WRITTEN REQUEST: Please count the lines of the entries below that contain the string "left", and reply with the number alone.

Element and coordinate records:
::::::

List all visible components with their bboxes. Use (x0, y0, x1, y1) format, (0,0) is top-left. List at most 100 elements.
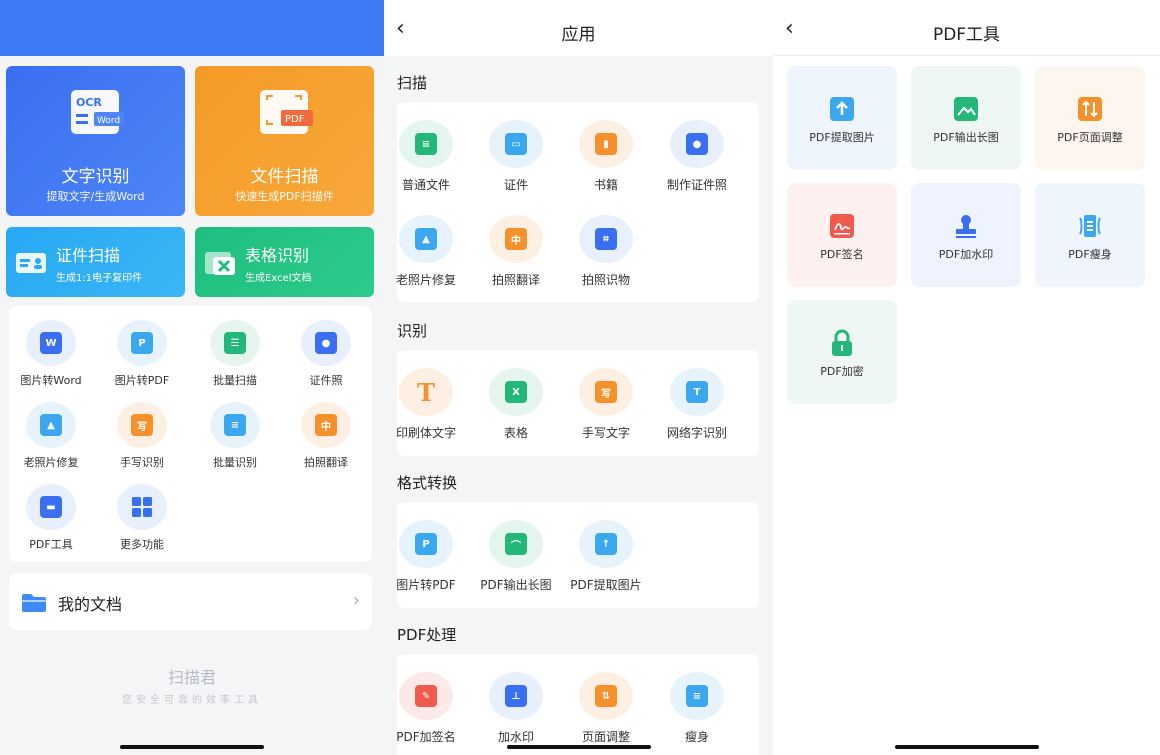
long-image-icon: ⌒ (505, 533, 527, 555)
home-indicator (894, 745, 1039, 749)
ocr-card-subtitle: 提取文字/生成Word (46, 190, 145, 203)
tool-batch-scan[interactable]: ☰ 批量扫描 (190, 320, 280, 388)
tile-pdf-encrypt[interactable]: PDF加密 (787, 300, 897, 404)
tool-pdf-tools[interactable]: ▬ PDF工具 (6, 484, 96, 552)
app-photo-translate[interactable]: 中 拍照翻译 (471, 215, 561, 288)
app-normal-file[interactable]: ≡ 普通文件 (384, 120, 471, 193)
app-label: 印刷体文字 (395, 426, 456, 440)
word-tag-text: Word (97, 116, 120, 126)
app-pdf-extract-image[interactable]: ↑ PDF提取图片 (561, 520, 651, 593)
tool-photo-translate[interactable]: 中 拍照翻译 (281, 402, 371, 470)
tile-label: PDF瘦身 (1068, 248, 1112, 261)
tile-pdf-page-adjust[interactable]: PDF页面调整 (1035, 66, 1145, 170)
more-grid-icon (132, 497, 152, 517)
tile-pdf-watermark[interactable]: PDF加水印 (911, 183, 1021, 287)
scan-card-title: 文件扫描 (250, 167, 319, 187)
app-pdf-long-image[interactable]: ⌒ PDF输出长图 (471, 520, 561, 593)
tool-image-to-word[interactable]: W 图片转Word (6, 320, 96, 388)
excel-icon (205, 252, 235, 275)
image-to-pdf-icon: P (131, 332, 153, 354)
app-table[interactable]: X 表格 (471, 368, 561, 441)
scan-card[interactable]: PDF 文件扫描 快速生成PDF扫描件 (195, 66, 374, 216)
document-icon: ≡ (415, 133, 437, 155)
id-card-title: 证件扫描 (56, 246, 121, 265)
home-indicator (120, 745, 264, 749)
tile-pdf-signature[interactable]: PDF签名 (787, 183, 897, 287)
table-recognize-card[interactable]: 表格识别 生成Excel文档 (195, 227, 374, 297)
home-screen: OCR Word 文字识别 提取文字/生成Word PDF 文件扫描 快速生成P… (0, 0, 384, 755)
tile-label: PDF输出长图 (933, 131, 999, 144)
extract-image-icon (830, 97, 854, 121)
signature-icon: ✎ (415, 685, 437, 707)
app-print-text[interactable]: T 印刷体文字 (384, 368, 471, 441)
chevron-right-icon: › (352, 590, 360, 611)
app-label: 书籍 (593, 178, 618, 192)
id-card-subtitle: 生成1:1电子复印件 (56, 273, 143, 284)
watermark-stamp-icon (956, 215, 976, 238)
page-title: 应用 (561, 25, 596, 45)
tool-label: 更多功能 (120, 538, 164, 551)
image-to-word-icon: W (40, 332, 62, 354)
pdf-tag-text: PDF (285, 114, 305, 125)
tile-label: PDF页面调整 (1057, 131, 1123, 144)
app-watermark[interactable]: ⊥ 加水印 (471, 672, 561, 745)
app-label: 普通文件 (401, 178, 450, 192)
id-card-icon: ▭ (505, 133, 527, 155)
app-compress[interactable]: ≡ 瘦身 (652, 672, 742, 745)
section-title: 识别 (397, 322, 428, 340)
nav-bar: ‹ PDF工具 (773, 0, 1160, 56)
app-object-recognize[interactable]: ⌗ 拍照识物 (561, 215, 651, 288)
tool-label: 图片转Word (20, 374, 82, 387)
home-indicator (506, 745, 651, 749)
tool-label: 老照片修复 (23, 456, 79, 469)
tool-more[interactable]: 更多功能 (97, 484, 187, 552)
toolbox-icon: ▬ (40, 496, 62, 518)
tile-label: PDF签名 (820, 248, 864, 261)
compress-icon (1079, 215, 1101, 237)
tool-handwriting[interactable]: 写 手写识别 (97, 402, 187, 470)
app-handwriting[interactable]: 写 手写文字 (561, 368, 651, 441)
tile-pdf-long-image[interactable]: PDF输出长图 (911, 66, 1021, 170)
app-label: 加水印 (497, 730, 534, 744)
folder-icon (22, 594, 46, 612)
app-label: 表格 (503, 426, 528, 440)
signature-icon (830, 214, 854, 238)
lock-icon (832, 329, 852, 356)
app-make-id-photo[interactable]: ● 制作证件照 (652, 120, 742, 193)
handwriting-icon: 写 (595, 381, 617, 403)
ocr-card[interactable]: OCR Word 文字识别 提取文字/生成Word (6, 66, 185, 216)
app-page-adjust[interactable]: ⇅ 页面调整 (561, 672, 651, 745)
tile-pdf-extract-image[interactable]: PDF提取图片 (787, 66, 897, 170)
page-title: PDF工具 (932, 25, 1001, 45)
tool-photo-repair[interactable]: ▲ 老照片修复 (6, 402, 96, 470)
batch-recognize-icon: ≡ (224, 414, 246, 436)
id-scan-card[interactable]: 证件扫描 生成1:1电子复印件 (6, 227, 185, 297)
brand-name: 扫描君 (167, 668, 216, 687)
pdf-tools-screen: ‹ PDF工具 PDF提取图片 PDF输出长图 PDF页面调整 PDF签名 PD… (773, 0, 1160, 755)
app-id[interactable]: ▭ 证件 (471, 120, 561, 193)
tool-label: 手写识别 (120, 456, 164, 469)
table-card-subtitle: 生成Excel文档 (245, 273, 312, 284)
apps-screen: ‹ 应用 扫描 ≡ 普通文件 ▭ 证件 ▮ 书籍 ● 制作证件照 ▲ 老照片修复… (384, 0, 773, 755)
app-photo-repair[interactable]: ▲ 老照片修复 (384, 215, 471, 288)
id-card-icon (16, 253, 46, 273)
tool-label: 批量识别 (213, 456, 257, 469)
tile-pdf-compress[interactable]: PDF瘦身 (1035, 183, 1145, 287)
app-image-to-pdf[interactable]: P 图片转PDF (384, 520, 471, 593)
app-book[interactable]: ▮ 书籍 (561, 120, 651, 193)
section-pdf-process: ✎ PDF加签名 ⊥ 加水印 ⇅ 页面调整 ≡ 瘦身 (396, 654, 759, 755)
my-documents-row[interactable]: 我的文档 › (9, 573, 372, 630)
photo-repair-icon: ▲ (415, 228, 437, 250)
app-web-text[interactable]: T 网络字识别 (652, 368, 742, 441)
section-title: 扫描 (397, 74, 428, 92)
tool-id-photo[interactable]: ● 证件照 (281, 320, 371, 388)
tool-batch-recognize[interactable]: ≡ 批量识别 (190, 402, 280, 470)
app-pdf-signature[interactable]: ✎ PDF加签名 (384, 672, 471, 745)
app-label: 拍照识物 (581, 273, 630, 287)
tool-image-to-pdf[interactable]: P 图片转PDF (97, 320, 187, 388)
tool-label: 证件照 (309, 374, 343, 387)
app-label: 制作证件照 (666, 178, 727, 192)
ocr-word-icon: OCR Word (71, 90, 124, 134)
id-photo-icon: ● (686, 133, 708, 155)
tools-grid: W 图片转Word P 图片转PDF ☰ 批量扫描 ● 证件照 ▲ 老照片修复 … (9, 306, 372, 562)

::::::

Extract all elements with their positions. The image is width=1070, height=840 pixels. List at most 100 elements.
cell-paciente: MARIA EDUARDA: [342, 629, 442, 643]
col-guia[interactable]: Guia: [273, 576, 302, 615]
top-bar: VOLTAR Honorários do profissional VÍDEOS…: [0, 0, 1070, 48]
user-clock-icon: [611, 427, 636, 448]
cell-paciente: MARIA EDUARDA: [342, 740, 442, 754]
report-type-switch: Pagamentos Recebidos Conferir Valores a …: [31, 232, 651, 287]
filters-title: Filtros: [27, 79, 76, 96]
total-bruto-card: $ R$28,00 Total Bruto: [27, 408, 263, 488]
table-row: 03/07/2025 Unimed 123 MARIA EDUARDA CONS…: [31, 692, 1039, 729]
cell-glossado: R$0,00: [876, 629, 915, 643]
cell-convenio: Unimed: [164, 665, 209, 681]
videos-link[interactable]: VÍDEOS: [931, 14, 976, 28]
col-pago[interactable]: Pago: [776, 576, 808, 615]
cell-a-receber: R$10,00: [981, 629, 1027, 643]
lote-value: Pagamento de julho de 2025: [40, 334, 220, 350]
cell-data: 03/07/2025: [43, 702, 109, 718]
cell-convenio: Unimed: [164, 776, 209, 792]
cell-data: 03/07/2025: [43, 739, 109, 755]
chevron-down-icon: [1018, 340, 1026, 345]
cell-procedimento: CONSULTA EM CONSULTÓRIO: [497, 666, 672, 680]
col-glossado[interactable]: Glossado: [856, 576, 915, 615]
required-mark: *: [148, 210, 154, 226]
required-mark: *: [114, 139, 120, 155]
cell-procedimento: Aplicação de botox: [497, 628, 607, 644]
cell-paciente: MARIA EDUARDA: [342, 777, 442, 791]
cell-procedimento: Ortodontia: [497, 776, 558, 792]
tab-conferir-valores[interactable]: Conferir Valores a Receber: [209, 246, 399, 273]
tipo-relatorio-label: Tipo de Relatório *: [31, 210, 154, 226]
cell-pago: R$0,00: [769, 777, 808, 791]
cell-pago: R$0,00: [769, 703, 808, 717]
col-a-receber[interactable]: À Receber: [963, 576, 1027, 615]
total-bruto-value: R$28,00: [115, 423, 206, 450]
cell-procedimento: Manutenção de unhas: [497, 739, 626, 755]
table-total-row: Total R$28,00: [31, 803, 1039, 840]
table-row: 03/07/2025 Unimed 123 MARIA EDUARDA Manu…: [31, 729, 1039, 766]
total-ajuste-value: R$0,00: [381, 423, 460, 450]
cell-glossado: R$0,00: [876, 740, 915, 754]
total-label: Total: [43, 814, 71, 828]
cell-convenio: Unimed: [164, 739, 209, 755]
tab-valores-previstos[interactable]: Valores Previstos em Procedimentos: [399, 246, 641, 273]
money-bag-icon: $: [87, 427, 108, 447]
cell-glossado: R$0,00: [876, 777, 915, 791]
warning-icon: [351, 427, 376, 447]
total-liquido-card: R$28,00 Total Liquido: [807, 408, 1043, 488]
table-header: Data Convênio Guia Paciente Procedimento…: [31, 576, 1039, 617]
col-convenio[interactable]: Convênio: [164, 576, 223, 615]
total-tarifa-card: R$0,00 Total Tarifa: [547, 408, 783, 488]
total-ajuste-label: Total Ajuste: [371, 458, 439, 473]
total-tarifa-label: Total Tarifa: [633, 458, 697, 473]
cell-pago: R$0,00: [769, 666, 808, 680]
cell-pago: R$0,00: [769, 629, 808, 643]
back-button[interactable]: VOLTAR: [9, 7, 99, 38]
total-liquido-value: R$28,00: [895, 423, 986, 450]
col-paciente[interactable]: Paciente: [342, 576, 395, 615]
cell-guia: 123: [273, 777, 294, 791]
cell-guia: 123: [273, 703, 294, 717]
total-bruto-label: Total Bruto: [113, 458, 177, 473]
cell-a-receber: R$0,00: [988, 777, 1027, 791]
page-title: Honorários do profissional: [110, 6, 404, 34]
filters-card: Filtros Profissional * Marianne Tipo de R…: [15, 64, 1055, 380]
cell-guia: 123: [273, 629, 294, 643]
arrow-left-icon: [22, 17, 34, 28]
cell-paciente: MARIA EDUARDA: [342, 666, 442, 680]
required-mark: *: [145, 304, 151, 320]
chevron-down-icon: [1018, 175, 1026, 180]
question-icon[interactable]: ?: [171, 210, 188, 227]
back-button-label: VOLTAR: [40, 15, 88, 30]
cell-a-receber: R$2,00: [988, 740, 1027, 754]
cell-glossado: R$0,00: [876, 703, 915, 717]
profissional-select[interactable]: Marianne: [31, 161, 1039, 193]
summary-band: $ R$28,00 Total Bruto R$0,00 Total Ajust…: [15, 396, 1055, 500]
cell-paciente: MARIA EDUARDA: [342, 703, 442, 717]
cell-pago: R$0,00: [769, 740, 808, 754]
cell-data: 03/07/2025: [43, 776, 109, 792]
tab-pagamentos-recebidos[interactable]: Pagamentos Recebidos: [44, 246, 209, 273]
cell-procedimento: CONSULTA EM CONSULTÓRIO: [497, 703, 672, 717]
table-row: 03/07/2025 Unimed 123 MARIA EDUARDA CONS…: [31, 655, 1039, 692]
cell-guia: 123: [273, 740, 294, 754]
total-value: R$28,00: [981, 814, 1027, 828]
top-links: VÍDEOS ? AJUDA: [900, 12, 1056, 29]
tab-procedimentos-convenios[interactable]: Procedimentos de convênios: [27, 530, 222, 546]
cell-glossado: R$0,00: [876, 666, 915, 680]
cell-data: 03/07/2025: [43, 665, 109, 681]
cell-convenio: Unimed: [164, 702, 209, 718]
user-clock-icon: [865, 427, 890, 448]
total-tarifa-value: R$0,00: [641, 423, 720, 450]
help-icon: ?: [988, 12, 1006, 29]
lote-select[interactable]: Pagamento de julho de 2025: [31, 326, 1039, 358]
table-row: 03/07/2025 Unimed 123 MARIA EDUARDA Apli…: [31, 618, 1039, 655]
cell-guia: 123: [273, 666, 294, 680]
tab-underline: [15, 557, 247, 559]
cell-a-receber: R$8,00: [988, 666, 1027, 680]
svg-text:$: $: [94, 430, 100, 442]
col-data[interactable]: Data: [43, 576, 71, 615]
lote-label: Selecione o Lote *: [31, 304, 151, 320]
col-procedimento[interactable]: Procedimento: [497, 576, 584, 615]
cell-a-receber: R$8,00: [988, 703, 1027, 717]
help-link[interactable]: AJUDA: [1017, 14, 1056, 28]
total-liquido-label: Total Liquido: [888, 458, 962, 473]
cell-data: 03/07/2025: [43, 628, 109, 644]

::::::

ANSWER TO THIS TASK: 2